#### [EXERCISES]
1. Translate this sentence from the housing affordability article into Spanish: "BMO notes that American housing affordability has improved slightly in recent months."
2. Reproduce the passage of the housing affordability article from "Canadians and Americans" up to and including "anything resembles normal.".

#### [SUPPLIED TEXT]
Canadian & US Real Estate Affordability Improved, Still Near Record Lows: BMO 

Canadians and Americans may be more alike than they want to admit—especially when it comes to housing. A new report from BMO Capital Markets finds falling prices and cheaper credit have pushed housing affordability to a multi-year high. Still, the bank warns both markets remain near multi-generational lows and have a long way to go before anything resembles normal. 

Canada & US Real Estate Affordability Is Improving—Kind of

BMO compared affordability in both countries using a similar concept: the share of income a median household needs to spend to carry the cost of a typical home purchase. The measures differ slightly in the presentation. In the US, the NAR Housing Affordability Index defines 100 as affordable, with higher values showing better affordability. In Canada, the Bank of Canada (BoC) Housing Affordability Index shows the income share required—so a reading of 35% means a household spends 35% of its income on housing. 

BMO normalized both indexes for easier comparison. Canada’s data was flipped (right axis) so a rising line indicates improving affordability in both countries. The blue horizontal line marks each country’s 40-year median, highlighting how far both remain from historical norms. 

“Affordability is improving, but from levels that are still extremely strained in both countries,” explains BMO chief economist Douglas Porter. 

US Housing Affordability Nears 3-Year High—Still Near 80s Lows

BMO notes that American housing affordability has improved slightly in recent months. The NAR Housing Affordability Index is now at one of the best levels in 3 years, but affordability remains near the weakest readings since the late 1980s—worse than at the peak of the 2008 bubble. The rebound is largely optical, as the income-to-price ratio shows little real change.

#### [SOURCE EXCERPT]
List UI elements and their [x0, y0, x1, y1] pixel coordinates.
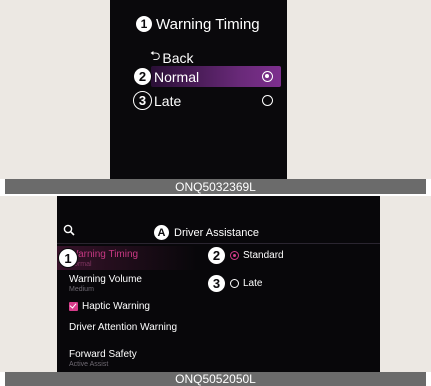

#### [FINAL RESULTS]
1. BMO señala que la asequibilidad de la vivienda en Estados Unidos ha mejorado ligeramente en los últimos meses.

2.
Canadians and Americans may be more alike than they want to admit—especially when it comes to housing. A new report from BMO Capital Markets finds falling prices and cheaper credit have pushed housing affordability to a multi-year high. Still, the bank warns both markets remain near multi-generational lows and have a long way to go before anything resembles normal.